Chart and figure data
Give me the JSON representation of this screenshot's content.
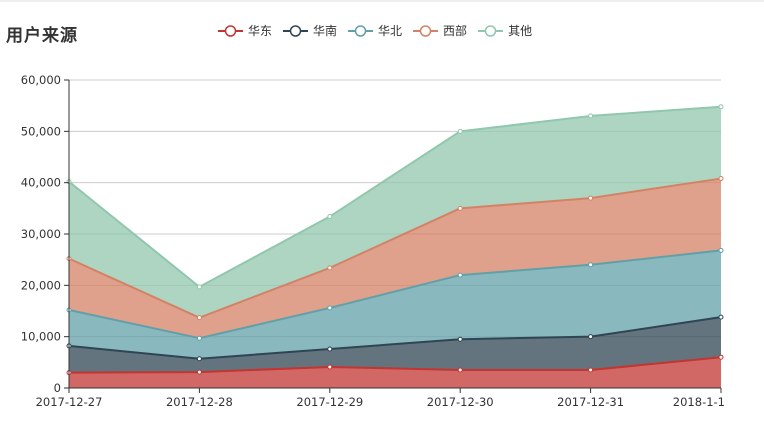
{
  "chart_data": {
    "type": "area",
    "stacked": true,
    "title": "用户来源",
    "categories": [
      "2017-12-27",
      "2017-12-28",
      "2017-12-29",
      "2017-12-30",
      "2017-12-31",
      "2018-1-1"
    ],
    "ylim": [
      0,
      60000
    ],
    "yticks": [
      0,
      10000,
      20000,
      30000,
      40000,
      50000,
      60000
    ],
    "ytick_labels": [
      "0",
      "10,000",
      "20,000",
      "30,000",
      "40,000",
      "50,000",
      "60,000"
    ],
    "grid": true,
    "legend_position": "top",
    "series": [
      {
        "name": "华东",
        "color": "#c23531",
        "values": [
          3000,
          3100,
          4100,
          3500,
          3500,
          6000
        ]
      },
      {
        "name": "华南",
        "color": "#2f4554",
        "values": [
          5200,
          2600,
          3500,
          6000,
          6500,
          7800
        ]
      },
      {
        "name": "华北",
        "color": "#61a0a8",
        "values": [
          7000,
          4000,
          8000,
          12500,
          14000,
          13000
        ]
      },
      {
        "name": "西部",
        "color": "#d48265",
        "values": [
          10000,
          4000,
          7800,
          13000,
          13000,
          14000
        ]
      },
      {
        "name": "其他",
        "color": "#91c7ae",
        "values": [
          15000,
          6000,
          10000,
          15000,
          16000,
          14000
        ]
      }
    ]
  }
}
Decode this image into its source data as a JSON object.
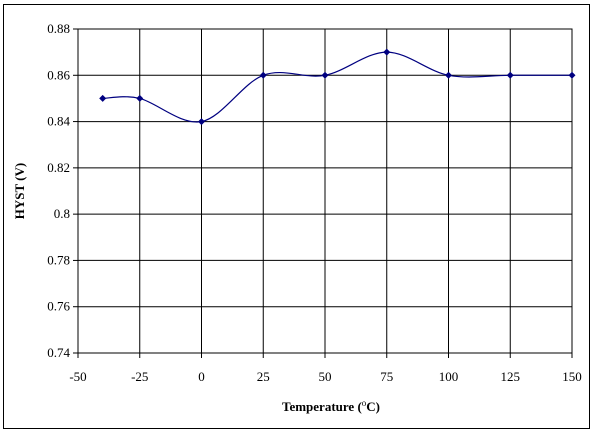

### GIVEN PROBLEM
Return the listing above word for word, with the pictures removed.

### ANSWER IN FULL
Give me the JSON representation of this screenshot's content.
{
  "chart_data": {
    "type": "area",
    "stacked": true,
    "title": "用户来源",
    "categories": [
      "2017-12-27",
      "2017-12-28",
      "2017-12-29",
      "2017-12-30",
      "2017-12-31",
      "2018-1-1"
    ],
    "ylim": [
      0,
      60000
    ],
    "yticks": [
      0,
      10000,
      20000,
      30000,
      40000,
      50000,
      60000
    ],
    "ytick_labels": [
      "0",
      "10,000",
      "20,000",
      "30,000",
      "40,000",
      "50,000",
      "60,000"
    ],
    "grid": true,
    "legend_position": "top",
    "series": [
      {
        "name": "华东",
        "color": "#c23531",
        "values": [
          3000,
          3100,
          4100,
          3500,
          3500,
          6000
        ]
      },
      {
        "name": "华南",
        "color": "#2f4554",
        "values": [
          5200,
          2600,
          3500,
          6000,
          6500,
          7800
        ]
      },
      {
        "name": "华北",
        "color": "#61a0a8",
        "values": [
          7000,
          4000,
          8000,
          12500,
          14000,
          13000
        ]
      },
      {
        "name": "西部",
        "color": "#d48265",
        "values": [
          10000,
          4000,
          7800,
          13000,
          13000,
          14000
        ]
      },
      {
        "name": "其他",
        "color": "#91c7ae",
        "values": [
          15000,
          6000,
          10000,
          15000,
          16000,
          14000
        ]
      }
    ]
  }
}
Decode this image into its source data as a JSON object.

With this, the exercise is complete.